- [What you will do]: Filter the entries below, keeping only lines with the word "Deep".

- [Available records]:
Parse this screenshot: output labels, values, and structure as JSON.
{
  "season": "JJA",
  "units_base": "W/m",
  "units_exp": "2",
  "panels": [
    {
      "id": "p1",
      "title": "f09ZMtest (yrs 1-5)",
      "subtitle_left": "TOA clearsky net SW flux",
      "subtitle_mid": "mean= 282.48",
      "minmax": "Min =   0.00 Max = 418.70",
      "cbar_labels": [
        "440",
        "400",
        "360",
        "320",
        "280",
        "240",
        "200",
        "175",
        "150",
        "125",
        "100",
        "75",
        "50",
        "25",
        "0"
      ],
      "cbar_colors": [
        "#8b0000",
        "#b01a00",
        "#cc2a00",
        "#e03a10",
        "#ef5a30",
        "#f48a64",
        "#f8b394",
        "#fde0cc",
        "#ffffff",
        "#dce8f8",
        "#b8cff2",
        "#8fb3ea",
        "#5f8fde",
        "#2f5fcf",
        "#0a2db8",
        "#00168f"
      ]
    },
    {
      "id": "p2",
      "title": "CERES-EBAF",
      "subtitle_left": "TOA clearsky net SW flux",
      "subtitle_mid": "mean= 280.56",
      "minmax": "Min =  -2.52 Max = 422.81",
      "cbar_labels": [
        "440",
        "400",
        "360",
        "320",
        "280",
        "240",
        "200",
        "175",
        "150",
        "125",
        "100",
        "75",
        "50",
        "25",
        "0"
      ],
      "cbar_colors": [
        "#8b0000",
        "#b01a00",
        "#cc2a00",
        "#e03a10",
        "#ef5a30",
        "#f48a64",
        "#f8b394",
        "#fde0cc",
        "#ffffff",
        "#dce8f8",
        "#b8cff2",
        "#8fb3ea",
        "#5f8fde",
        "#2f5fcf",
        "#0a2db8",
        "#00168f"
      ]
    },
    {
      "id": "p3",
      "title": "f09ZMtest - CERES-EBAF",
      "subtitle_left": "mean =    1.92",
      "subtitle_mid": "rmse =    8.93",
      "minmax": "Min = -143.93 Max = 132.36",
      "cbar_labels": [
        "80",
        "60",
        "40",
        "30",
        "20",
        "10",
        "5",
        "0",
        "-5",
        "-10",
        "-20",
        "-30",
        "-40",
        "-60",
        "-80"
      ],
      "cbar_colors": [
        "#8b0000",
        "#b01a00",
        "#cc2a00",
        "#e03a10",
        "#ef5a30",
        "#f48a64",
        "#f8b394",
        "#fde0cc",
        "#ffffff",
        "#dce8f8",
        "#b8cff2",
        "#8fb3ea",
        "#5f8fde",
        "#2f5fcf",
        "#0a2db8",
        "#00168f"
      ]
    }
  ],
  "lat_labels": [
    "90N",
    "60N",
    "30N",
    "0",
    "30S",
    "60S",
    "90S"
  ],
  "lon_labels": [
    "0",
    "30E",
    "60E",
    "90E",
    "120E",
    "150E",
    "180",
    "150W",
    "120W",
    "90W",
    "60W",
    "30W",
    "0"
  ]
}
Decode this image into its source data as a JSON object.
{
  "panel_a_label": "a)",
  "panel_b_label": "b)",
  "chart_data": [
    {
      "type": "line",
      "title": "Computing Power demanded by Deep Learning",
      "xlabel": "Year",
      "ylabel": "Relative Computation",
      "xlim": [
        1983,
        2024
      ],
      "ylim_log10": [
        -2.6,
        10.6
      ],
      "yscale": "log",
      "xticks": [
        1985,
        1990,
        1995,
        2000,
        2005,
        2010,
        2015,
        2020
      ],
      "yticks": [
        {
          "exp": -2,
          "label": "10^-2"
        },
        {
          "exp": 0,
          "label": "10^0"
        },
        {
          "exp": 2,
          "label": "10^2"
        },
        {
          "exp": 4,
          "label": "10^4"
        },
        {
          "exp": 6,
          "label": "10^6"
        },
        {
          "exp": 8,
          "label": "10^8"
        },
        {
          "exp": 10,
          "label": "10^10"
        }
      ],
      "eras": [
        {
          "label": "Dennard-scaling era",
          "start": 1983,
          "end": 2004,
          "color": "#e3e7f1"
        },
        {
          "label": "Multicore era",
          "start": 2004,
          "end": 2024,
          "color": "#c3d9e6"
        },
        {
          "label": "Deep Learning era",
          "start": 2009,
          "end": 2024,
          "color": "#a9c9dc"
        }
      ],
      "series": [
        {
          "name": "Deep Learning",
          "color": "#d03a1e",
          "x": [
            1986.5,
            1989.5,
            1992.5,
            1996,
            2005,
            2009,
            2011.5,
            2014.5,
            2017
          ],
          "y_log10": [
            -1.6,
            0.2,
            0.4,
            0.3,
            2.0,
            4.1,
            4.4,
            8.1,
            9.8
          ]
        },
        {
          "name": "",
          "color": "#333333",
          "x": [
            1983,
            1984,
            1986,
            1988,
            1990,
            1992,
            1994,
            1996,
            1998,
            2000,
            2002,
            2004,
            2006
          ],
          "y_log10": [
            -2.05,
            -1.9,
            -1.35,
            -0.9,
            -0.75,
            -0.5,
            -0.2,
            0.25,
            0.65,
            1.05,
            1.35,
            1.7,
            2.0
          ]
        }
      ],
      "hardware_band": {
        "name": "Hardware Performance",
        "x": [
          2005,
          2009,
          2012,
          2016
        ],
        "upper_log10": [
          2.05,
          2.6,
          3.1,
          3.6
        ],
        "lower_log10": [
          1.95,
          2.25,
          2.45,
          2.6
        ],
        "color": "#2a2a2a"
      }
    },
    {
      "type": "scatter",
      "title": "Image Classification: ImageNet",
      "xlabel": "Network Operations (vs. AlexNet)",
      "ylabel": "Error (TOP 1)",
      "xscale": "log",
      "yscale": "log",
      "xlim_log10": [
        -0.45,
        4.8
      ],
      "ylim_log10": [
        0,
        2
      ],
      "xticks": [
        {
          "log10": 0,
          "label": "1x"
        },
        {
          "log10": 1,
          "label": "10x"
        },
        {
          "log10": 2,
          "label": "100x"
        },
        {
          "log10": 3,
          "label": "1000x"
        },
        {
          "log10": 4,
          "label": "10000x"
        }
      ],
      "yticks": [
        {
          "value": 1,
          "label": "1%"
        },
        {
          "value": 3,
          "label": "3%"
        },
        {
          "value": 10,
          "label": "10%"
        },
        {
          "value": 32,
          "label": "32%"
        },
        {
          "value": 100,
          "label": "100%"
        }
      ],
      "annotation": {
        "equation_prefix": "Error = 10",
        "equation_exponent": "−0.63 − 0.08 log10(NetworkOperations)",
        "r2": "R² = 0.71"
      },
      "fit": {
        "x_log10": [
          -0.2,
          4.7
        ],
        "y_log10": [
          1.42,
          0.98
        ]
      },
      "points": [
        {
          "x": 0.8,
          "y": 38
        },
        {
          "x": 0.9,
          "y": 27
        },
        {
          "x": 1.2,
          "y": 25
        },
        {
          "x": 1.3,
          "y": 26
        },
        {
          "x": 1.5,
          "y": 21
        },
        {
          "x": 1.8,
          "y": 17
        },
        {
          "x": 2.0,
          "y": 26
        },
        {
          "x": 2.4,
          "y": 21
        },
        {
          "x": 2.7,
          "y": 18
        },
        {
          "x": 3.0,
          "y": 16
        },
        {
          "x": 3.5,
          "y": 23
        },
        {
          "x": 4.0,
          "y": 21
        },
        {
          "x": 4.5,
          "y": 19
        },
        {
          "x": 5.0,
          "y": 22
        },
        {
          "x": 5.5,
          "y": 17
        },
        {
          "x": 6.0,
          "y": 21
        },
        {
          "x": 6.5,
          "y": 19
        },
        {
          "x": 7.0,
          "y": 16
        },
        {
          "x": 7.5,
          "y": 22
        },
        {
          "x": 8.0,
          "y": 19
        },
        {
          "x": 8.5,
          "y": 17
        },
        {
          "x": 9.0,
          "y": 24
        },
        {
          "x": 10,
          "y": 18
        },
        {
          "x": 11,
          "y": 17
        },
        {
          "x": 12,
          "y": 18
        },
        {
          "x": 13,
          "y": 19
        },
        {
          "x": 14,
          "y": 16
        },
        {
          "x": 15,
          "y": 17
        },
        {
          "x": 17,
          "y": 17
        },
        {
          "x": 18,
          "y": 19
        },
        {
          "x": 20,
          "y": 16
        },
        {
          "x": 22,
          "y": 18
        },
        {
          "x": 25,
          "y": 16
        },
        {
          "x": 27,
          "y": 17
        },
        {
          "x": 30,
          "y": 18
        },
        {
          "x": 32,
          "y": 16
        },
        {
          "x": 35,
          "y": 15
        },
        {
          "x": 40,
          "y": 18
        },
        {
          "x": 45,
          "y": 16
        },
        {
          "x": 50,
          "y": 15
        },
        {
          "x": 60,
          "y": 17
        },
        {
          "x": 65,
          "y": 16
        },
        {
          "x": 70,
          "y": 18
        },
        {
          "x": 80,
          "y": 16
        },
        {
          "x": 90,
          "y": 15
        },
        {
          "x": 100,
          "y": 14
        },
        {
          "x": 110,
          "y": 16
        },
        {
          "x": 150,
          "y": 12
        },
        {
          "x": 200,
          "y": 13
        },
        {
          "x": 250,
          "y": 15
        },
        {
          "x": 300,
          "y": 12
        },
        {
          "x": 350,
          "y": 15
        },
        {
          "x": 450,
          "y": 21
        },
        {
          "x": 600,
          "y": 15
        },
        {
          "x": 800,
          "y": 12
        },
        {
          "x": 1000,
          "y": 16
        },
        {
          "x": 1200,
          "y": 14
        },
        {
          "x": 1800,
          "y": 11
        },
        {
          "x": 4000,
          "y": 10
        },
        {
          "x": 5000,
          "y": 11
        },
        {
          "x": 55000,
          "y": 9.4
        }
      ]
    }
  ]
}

- [Full solution]:
      "title": "Computing Power demanded by Deep Learning",
          "label": "Deep Learning era",
          "name": "Deep Learning",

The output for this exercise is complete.